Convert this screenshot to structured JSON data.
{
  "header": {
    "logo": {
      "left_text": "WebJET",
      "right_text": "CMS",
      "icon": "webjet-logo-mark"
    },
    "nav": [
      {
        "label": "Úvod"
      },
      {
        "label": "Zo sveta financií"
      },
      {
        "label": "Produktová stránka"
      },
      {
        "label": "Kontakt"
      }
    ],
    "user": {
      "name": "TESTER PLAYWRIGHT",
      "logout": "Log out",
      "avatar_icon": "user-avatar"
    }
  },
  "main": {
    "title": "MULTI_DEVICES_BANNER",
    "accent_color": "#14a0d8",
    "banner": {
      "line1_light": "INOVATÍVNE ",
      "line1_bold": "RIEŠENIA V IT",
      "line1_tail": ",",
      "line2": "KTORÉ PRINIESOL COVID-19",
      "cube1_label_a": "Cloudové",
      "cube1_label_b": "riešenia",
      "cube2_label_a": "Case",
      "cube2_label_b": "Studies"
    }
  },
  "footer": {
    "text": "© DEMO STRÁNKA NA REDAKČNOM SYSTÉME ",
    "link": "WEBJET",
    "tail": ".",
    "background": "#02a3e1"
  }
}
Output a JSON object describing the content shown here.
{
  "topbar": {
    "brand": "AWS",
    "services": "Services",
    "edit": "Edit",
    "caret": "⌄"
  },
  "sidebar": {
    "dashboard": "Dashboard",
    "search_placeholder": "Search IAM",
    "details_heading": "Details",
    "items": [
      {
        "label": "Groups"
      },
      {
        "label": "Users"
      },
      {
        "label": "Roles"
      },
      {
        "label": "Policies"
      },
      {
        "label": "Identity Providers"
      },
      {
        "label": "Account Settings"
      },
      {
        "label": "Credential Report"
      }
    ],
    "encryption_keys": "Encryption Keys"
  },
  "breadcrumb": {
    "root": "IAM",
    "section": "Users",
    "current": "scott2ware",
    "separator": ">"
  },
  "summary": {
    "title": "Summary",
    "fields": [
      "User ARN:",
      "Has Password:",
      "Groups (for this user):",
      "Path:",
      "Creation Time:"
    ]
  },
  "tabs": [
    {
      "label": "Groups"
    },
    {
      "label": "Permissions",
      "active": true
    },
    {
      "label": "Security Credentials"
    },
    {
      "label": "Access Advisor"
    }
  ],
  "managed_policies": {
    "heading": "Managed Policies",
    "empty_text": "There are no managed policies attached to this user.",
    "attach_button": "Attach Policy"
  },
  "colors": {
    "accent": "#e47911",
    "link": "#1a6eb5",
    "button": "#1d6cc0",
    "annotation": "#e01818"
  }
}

- Instructions to follow
Extract every line from the one containing "Output a JSON" through the last line of the data, inclusive, exactly as written.

- Complete response
Output a JSON object describing the content shown here.
{
  "topbar": {
    "brand": "AWS",
    "services": "Services",
    "edit": "Edit",
    "caret": "⌄"
  },
  "sidebar": {
    "dashboard": "Dashboard",
    "search_placeholder": "Search IAM",
    "details_heading": "Details",
    "items": [
      {
        "label": "Groups"
      },
      {
        "label": "Users"
      },
      {
        "label": "Roles"
      },
      {
        "label": "Policies"
      },
      {
        "label": "Identity Providers"
      },
      {
        "label": "Account Settings"
      },
      {
        "label": "Credential Report"
      }
    ],
    "encryption_keys": "Encryption Keys"
  },
  "breadcrumb": {
    "root": "IAM",
    "section": "Users",
    "current": "scott2ware",
    "separator": ">"
  },
  "summary": {
    "title": "Summary",
    "fields": [
      "User ARN:",
      "Has Password:",
      "Groups (for this user):",
      "Path:",
      "Creation Time:"
    ]
  },
  "tabs": [
    {
      "label": "Groups"
    },
    {
      "label": "Permissions",
      "active": true
    },
    {
      "label": "Security Credentials"
    },
    {
      "label": "Access Advisor"
    }
  ],
  "managed_policies": {
    "heading": "Managed Policies",
    "empty_text": "There are no managed policies attached to this user.",
    "attach_button": "Attach Policy"
  },
  "colors": {
    "accent": "#e47911",
    "link": "#1a6eb5",
    "button": "#1d6cc0",
    "annotation": "#e01818"
  }
}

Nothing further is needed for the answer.